[Dataset items]

◇ ◇ ◇ ◇

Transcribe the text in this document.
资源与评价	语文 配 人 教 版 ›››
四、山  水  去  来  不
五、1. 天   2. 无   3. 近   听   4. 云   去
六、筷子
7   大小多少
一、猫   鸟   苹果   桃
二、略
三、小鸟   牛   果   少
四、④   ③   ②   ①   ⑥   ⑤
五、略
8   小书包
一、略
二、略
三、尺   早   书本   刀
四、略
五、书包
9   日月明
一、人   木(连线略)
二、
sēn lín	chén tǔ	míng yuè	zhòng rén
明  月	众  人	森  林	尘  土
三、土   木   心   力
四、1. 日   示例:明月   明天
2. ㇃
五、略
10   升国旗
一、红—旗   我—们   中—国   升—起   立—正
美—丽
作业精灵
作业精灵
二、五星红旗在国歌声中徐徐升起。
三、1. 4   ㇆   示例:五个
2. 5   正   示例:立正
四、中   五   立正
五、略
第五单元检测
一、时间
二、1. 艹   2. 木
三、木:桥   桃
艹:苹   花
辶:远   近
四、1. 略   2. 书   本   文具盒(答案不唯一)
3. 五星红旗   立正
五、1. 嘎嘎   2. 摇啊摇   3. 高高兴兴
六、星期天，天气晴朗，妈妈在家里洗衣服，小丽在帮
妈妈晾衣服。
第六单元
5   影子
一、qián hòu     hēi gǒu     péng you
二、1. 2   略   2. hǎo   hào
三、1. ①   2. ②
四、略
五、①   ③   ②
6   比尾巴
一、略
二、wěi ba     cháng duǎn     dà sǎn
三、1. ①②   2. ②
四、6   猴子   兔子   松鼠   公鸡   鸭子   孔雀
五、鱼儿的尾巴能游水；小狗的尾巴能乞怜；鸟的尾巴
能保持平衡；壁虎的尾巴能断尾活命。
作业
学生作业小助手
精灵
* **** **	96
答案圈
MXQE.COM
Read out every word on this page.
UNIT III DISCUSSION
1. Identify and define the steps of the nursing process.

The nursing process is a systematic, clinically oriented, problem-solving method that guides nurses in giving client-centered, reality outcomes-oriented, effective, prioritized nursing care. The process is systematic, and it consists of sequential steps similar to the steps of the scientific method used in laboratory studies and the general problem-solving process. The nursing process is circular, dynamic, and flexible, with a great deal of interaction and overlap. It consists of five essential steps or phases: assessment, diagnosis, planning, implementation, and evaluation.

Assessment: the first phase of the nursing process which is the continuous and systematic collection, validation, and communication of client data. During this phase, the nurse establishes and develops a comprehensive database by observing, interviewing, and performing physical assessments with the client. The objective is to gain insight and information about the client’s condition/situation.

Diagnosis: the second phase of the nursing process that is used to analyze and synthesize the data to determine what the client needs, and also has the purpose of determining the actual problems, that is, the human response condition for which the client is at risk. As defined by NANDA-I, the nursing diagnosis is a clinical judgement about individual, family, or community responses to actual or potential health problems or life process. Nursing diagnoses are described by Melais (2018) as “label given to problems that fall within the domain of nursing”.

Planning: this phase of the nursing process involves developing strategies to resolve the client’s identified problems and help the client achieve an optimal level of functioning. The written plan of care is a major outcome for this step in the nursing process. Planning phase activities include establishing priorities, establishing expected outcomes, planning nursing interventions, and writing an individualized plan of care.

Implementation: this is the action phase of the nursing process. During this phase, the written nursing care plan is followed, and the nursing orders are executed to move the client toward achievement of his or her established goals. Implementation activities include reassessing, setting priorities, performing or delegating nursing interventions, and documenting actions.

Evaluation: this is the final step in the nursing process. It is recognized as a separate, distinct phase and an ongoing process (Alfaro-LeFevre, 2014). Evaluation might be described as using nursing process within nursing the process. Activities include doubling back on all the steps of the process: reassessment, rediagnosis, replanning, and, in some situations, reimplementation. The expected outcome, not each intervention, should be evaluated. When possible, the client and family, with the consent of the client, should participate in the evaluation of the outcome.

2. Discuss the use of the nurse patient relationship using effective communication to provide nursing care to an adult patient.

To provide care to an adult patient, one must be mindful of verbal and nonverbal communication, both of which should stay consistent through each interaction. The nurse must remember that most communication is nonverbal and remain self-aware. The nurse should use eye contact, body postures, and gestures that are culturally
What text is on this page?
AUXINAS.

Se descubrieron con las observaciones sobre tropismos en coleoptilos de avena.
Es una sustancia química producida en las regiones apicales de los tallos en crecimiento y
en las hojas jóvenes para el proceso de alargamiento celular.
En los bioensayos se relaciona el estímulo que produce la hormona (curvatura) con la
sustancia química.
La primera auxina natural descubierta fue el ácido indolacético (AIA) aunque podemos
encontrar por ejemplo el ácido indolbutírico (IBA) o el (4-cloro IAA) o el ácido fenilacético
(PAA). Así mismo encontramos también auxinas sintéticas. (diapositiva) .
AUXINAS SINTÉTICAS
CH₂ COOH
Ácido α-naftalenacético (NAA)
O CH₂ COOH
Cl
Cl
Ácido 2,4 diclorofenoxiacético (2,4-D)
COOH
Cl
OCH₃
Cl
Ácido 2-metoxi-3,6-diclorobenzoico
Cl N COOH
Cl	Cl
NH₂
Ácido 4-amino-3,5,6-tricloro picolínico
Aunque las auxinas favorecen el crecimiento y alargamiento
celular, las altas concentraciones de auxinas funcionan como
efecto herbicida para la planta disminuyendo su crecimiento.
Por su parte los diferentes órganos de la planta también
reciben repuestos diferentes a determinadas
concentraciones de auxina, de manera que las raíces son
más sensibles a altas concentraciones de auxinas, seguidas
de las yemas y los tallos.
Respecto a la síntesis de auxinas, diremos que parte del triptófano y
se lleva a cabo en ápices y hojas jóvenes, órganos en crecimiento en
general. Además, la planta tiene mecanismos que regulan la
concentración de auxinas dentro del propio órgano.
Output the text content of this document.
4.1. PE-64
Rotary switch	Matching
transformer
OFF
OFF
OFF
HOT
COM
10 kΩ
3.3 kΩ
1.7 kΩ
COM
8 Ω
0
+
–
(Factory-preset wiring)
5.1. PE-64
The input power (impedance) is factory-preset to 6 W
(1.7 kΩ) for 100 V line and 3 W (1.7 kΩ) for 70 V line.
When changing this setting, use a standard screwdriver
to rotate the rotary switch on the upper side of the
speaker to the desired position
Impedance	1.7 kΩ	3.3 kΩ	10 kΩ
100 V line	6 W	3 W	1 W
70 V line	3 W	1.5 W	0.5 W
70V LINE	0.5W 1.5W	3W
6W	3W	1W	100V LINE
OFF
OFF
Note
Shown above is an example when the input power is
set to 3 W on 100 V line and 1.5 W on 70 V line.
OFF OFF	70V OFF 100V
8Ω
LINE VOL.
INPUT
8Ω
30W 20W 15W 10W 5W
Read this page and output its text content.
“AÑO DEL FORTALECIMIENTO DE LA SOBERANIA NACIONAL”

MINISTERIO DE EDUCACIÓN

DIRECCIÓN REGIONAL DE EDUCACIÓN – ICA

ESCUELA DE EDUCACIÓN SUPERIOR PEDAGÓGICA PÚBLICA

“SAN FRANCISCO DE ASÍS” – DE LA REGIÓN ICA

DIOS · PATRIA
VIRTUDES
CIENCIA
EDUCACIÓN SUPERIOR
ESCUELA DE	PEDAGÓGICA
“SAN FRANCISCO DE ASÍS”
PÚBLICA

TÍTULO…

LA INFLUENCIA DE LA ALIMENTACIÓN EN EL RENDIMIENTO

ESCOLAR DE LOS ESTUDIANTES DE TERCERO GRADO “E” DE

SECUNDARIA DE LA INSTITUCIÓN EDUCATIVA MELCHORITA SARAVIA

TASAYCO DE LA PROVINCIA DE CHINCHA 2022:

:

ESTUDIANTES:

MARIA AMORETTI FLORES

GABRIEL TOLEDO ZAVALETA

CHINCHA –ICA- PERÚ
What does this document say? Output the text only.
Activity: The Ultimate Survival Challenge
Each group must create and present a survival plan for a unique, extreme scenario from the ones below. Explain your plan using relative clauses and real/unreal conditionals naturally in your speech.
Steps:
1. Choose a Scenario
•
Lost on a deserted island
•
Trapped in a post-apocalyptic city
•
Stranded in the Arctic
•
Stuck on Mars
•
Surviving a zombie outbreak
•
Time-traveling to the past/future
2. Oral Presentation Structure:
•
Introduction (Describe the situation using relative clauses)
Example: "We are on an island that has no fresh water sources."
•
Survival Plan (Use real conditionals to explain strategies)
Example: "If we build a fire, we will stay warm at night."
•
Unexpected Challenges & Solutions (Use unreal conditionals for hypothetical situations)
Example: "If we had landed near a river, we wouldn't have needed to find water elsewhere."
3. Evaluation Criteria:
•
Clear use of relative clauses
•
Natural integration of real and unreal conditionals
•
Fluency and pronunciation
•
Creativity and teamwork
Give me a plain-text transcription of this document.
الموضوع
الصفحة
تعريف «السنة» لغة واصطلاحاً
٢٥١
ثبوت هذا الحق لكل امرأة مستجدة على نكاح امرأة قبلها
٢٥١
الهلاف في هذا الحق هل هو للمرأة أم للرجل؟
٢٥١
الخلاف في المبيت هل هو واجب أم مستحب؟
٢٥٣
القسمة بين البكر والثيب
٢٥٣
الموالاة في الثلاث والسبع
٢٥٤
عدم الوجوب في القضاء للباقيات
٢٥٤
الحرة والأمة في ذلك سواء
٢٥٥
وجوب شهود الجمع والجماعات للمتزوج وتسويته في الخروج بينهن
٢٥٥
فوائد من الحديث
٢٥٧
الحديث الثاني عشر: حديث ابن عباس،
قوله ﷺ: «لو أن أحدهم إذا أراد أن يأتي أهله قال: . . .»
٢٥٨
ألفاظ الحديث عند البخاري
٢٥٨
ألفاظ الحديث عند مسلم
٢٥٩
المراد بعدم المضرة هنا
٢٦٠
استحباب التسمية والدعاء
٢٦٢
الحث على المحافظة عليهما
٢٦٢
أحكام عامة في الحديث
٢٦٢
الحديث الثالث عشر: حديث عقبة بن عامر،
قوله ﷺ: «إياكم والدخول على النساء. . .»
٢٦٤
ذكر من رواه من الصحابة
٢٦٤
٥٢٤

◇ ◇ ◇ ◇

Given instruction
Every line of the records that includes the word "content" should be gathered.

Answer below
Output the text content of this document.
Read this page and output its text content.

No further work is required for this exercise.